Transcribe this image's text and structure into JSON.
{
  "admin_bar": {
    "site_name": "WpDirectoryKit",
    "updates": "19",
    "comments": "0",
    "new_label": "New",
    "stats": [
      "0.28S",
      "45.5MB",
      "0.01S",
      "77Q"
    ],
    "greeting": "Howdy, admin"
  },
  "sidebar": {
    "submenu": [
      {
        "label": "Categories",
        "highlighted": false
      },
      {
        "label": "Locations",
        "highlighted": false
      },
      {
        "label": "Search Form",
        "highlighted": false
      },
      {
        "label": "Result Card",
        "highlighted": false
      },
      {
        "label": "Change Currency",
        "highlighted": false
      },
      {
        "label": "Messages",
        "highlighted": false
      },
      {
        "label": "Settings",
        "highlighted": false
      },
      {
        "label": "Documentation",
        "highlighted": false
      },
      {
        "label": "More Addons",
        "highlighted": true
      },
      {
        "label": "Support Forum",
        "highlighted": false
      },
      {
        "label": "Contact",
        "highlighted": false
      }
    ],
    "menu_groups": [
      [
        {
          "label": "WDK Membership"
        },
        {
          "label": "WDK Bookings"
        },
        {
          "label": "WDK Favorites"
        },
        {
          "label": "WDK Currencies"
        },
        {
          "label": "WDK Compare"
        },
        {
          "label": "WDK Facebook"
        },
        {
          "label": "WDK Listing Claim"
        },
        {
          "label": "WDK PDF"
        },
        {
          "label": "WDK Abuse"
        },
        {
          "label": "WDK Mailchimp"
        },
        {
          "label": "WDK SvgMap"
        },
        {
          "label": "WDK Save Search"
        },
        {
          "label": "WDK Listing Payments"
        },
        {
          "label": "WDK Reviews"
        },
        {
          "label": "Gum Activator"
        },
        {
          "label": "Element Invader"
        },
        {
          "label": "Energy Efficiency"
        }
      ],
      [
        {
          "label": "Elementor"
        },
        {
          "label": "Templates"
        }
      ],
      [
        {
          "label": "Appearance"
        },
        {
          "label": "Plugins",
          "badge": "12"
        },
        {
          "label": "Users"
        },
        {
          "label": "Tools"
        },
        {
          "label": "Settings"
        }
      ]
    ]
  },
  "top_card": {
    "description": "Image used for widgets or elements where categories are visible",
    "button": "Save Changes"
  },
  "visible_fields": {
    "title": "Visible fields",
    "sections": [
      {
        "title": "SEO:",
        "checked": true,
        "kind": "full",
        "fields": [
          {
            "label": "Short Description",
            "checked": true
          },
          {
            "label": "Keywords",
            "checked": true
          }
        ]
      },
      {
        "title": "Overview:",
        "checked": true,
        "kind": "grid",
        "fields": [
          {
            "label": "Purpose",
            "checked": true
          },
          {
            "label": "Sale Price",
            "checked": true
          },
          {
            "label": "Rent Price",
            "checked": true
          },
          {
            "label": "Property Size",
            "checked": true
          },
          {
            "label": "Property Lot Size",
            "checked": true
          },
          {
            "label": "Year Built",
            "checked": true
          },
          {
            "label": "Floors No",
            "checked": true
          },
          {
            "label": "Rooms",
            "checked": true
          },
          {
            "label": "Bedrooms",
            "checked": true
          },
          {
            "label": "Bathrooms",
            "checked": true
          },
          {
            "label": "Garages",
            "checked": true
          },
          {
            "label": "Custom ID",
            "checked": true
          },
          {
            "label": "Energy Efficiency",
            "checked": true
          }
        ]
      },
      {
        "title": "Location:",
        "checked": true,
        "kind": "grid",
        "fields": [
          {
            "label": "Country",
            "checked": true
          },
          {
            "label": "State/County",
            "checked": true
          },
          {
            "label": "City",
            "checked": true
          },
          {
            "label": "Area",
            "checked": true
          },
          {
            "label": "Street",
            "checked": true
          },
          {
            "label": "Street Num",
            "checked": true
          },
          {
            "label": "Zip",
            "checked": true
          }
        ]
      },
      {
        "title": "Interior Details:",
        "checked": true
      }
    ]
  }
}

-----

» OBJECTIVE
Copy every line of the records word for word.

» RESULT
Transcribe this image's text and structure into JSON.
{
  "admin_bar": {
    "site_name": "WpDirectoryKit",
    "updates": "19",
    "comments": "0",
    "new_label": "New",
    "stats": [
      "0.28S",
      "45.5MB",
      "0.01S",
      "77Q"
    ],
    "greeting": "Howdy, admin"
  },
  "sidebar": {
    "submenu": [
      {
        "label": "Categories",
        "highlighted": false
      },
      {
        "label": "Locations",
        "highlighted": false
      },
      {
        "label": "Search Form",
        "highlighted": false
      },
      {
        "label": "Result Card",
        "highlighted": false
      },
      {
        "label": "Change Currency",
        "highlighted": false
      },
      {
        "label": "Messages",
        "highlighted": false
      },
      {
        "label": "Settings",
        "highlighted": false
      },
      {
        "label": "Documentation",
        "highlighted": false
      },
      {
        "label": "More Addons",
        "highlighted": true
      },
      {
        "label": "Support Forum",
        "highlighted": false
      },
      {
        "label": "Contact",
        "highlighted": false
      }
    ],
    "menu_groups": [
      [
        {
          "label": "WDK Membership"
        },
        {
          "label": "WDK Bookings"
        },
        {
          "label": "WDK Favorites"
        },
        {
          "label": "WDK Currencies"
        },
        {
          "label": "WDK Compare"
        },
        {
          "label": "WDK Facebook"
        },
        {
          "label": "WDK Listing Claim"
        },
        {
          "label": "WDK PDF"
        },
        {
          "label": "WDK Abuse"
        },
        {
          "label": "WDK Mailchimp"
        },
        {
          "label": "WDK SvgMap"
        },
        {
          "label": "WDK Save Search"
        },
        {
          "label": "WDK Listing Payments"
        },
        {
          "label": "WDK Reviews"
        },
        {
          "label": "Gum Activator"
        },
        {
          "label": "Element Invader"
        },
        {
          "label": "Energy Efficiency"
        }
      ],
      [
        {
          "label": "Elementor"
        },
        {
          "label": "Templates"
        }
      ],
      [
        {
          "label": "Appearance"
        },
        {
          "label": "Plugins",
          "badge": "12"
        },
        {
          "label": "Users"
        },
        {
          "label": "Tools"
        },
        {
          "label": "Settings"
        }
      ]
    ]
  },
  "top_card": {
    "description": "Image used for widgets or elements where categories are visible",
    "button": "Save Changes"
  },
  "visible_fields": {
    "title": "Visible fields",
    "sections": [
      {
        "title": "SEO:",
        "checked": true,
        "kind": "full",
        "fields": [
          {
            "label": "Short Description",
            "checked": true
          },
          {
            "label": "Keywords",
            "checked": true
          }
        ]
      },
      {
        "title": "Overview:",
        "checked": true,
        "kind": "grid",
        "fields": [
          {
            "label": "Purpose",
            "checked": true
          },
          {
            "label": "Sale Price",
            "checked": true
          },
          {
            "label": "Rent Price",
            "checked": true
          },
          {
            "label": "Property Size",
            "checked": true
          },
          {
            "label": "Property Lot Size",
            "checked": true
          },
          {
            "label": "Year Built",
            "checked": true
          },
          {
            "label": "Floors No",
            "checked": true
          },
          {
            "label": "Rooms",
            "checked": true
          },
          {
            "label": "Bedrooms",
            "checked": true
          },
          {
            "label": "Bathrooms",
            "checked": true
          },
          {
            "label": "Garages",
            "checked": true
          },
          {
            "label": "Custom ID",
            "checked": true
          },
          {
            "label": "Energy Efficiency",
            "checked": true
          }
        ]
      },
      {
        "title": "Location:",
        "checked": true,
        "kind": "grid",
        "fields": [
          {
            "label": "Country",
            "checked": true
          },
          {
            "label": "State/County",
            "checked": true
          },
          {
            "label": "City",
            "checked": true
          },
          {
            "label": "Area",
            "checked": true
          },
          {
            "label": "Street",
            "checked": true
          },
          {
            "label": "Street Num",
            "checked": true
          },
          {
            "label": "Zip",
            "checked": true
          }
        ]
      },
      {
        "title": "Interior Details:",
        "checked": true
      }
    ]
  }
}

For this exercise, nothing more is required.